▸ WHAT YOU HAVE TO DO
Search the material for the string "title", then return every line where it is found.

[Start DATA PROVIDED]

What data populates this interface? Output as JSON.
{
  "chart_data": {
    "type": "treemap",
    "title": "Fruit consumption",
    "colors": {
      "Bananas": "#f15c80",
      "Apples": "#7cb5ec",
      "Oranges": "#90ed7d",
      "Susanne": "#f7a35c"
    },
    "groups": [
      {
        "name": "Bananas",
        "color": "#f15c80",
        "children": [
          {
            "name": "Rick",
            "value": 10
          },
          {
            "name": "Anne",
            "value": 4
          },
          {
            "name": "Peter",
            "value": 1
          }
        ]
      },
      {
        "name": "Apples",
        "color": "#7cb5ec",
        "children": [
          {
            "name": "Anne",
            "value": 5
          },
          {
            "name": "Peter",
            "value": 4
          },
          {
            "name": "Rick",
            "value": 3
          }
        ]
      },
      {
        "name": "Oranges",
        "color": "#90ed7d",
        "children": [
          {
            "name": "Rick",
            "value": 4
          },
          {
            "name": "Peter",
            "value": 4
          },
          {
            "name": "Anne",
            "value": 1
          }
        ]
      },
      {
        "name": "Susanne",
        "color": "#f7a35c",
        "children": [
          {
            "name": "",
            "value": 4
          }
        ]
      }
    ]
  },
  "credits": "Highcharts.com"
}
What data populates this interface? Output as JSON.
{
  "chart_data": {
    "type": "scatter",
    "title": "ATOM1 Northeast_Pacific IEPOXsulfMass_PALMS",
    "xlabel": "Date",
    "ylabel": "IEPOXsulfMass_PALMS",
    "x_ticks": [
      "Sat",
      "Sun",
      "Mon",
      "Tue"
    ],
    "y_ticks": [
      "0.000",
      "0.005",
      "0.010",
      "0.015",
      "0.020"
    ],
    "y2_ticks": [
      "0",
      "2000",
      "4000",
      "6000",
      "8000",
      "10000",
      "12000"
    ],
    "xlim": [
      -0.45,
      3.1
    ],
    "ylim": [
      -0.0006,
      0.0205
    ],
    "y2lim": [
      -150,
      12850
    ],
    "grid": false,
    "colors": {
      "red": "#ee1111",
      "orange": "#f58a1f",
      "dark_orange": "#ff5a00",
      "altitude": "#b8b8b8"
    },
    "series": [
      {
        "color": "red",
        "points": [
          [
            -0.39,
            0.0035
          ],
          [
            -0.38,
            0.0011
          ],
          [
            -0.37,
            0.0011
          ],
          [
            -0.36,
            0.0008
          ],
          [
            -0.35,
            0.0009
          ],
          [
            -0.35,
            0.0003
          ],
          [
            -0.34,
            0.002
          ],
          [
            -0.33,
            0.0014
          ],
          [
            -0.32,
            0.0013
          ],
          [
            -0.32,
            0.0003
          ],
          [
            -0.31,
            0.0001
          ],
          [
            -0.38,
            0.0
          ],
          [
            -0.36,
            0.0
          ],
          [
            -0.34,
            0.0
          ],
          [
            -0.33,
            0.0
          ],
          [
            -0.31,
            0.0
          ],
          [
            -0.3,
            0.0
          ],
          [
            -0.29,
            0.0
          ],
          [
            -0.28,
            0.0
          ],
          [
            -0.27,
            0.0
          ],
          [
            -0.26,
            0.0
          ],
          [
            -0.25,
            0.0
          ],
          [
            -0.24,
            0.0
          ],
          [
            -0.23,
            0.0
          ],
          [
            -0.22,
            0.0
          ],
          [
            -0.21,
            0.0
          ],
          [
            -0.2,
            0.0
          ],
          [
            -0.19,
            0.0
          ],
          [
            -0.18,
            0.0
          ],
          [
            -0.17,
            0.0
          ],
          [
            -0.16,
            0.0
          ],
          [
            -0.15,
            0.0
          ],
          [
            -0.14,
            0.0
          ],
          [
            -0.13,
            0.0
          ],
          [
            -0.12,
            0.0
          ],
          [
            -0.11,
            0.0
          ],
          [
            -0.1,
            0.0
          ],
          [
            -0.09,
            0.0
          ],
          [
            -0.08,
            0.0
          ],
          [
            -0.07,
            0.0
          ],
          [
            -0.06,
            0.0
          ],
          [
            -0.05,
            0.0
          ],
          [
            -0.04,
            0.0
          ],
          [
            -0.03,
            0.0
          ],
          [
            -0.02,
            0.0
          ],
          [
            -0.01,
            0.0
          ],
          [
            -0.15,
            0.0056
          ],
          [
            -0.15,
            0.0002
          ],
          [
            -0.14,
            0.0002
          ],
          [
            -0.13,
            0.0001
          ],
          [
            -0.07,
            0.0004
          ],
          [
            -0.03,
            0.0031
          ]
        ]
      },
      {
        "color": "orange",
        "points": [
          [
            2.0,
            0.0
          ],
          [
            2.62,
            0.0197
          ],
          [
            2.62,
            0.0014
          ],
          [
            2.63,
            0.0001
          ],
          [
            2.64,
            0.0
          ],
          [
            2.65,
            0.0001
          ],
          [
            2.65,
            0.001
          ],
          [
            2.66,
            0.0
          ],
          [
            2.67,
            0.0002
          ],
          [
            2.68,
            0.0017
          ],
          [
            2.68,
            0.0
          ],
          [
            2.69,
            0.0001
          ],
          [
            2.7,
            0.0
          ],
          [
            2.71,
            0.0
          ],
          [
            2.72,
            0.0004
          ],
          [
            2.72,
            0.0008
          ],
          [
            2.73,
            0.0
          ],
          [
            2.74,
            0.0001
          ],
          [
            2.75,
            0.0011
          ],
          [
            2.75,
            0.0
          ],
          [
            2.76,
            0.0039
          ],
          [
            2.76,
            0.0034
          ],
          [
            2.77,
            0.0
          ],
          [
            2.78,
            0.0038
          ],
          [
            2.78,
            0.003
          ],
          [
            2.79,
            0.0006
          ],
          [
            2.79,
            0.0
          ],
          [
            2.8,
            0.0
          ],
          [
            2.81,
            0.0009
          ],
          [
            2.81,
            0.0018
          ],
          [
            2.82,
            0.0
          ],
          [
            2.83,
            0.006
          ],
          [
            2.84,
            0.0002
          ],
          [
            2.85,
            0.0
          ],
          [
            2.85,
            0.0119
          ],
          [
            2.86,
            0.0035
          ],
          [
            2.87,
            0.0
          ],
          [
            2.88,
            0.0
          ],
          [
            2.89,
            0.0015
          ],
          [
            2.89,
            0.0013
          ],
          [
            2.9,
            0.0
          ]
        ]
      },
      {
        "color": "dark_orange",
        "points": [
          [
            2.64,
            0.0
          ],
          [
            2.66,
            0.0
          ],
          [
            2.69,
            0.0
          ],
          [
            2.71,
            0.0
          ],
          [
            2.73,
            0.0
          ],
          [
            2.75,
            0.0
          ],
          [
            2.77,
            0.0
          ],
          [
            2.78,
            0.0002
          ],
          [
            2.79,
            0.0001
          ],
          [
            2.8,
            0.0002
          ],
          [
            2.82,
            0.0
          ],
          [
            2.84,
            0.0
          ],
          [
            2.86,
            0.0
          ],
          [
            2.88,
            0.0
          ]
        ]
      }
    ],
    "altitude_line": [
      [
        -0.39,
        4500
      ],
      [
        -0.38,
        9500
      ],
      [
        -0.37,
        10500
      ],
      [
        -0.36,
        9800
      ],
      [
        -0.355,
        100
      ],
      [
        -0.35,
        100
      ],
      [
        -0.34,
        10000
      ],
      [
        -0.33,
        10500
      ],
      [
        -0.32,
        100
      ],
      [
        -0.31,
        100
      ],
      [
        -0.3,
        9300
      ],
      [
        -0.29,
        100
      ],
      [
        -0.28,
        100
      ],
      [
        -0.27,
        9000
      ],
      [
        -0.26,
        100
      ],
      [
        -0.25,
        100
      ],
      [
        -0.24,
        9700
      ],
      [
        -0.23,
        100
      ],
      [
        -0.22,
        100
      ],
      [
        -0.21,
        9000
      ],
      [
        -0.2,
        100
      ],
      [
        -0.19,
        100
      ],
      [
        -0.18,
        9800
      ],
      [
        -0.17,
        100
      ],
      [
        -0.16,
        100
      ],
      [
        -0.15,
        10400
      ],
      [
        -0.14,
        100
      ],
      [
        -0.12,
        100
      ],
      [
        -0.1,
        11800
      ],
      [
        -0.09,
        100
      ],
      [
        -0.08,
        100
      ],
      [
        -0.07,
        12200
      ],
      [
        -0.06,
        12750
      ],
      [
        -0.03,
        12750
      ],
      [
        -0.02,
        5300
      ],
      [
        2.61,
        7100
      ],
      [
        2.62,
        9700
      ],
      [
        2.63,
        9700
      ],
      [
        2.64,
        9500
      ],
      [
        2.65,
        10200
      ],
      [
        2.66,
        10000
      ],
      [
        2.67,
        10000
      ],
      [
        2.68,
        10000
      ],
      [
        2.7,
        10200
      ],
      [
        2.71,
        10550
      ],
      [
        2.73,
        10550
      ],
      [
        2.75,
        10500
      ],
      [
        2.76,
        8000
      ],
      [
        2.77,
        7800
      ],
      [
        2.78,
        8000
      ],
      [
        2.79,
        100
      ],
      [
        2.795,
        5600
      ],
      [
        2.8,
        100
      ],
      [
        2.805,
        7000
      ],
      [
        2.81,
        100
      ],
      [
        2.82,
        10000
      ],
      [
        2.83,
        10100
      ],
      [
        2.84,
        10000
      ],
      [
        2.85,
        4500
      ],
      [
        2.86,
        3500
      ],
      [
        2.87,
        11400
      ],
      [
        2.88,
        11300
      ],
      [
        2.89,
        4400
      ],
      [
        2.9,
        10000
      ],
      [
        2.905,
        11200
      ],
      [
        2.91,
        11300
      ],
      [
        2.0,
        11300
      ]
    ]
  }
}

[End DATA PROVIDED]

▸ COMPLETE ANSWER
    "title": "Fruit consumption",
    "title": "ATOM1 Northeast_Pacific IEPOXsulfMass_PALMS",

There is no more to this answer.